━━━ DATA LISTING
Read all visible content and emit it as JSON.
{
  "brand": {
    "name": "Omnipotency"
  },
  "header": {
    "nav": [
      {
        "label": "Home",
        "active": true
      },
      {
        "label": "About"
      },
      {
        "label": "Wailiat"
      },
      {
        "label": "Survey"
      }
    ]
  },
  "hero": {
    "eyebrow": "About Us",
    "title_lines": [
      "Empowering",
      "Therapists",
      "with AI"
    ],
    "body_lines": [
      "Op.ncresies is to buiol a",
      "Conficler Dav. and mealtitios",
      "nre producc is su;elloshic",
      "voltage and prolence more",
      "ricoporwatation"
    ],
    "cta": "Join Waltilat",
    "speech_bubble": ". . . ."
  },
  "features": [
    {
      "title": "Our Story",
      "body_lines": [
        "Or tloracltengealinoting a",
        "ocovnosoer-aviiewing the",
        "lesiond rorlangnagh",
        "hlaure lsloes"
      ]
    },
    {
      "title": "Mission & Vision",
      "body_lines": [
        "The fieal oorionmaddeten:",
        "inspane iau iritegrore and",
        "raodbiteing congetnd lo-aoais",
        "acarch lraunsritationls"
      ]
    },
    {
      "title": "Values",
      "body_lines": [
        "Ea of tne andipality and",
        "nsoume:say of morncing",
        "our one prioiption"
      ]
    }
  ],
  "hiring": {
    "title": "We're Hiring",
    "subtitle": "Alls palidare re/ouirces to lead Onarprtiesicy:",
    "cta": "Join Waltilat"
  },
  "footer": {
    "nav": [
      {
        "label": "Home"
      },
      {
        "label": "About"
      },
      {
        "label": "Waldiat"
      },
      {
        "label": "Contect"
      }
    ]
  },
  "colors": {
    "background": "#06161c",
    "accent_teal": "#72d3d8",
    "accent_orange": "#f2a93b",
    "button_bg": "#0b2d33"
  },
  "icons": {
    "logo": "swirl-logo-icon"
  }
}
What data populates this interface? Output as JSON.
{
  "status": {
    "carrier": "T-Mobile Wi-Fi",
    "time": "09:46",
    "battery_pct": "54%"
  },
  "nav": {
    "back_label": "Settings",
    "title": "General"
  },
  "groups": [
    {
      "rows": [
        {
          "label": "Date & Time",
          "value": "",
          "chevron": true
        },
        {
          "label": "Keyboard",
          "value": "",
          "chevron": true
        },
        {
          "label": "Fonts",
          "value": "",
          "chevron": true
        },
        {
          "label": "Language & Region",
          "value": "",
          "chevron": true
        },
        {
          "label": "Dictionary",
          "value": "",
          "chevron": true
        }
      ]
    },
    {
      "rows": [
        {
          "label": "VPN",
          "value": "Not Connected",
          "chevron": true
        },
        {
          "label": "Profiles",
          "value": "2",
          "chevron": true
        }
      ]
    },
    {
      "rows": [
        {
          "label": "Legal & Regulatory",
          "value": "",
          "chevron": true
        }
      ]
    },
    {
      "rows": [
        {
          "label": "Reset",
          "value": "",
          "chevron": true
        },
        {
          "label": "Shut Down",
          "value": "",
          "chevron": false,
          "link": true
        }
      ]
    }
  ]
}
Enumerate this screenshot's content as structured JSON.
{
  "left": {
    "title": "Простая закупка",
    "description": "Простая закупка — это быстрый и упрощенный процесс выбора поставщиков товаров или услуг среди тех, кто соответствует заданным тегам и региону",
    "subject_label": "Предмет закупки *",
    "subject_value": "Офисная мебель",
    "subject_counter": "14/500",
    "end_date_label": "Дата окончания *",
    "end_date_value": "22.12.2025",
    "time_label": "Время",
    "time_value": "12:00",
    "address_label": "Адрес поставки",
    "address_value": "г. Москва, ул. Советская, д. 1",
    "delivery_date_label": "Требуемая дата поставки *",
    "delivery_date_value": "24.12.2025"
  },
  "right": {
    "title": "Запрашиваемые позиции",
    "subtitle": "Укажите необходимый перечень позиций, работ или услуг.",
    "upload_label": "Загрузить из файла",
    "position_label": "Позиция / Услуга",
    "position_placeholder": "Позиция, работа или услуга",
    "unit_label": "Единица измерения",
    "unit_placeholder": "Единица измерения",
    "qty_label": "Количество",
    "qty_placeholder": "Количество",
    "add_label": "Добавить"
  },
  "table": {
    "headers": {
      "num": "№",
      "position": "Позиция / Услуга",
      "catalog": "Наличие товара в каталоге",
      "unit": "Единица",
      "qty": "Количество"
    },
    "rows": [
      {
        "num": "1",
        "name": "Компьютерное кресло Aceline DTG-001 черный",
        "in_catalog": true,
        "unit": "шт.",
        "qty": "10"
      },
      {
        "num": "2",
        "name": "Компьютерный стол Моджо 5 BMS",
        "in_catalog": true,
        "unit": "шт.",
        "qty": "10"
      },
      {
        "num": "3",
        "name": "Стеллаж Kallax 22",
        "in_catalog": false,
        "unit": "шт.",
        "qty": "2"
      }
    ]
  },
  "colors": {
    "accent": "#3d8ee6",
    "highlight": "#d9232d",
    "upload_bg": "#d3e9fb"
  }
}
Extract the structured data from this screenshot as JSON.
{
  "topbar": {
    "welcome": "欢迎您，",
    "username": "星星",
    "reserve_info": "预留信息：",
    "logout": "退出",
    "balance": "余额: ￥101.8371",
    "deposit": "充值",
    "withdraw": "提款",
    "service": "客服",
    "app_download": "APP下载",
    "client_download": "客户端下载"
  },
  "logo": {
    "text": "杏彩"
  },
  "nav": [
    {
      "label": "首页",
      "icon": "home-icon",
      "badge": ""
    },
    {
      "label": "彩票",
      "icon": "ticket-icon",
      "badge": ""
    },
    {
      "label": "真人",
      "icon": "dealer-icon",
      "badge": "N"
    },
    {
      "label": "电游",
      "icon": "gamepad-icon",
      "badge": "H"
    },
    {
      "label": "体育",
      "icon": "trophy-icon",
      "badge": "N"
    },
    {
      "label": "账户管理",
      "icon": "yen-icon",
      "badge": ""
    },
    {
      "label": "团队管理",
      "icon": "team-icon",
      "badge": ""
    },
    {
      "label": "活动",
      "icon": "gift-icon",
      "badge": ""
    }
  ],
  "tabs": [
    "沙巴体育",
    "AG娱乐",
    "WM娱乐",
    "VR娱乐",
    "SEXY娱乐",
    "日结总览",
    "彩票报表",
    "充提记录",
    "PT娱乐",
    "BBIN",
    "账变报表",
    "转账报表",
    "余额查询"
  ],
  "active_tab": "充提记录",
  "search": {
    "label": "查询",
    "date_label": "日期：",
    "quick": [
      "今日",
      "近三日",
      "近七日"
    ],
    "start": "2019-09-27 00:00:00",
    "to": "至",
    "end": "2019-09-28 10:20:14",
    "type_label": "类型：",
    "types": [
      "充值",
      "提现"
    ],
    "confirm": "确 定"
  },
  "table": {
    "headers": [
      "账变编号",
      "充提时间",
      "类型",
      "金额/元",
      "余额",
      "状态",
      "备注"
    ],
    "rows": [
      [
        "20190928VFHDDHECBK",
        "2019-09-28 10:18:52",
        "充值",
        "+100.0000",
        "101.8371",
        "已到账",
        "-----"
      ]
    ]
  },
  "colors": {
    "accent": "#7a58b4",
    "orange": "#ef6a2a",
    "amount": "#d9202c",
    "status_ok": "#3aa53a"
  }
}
━━━━━━
**YOUR TASK:** Find every line that includes the string "Join". Report how many there are and nothing else.

**CORRECT RESULT:** 2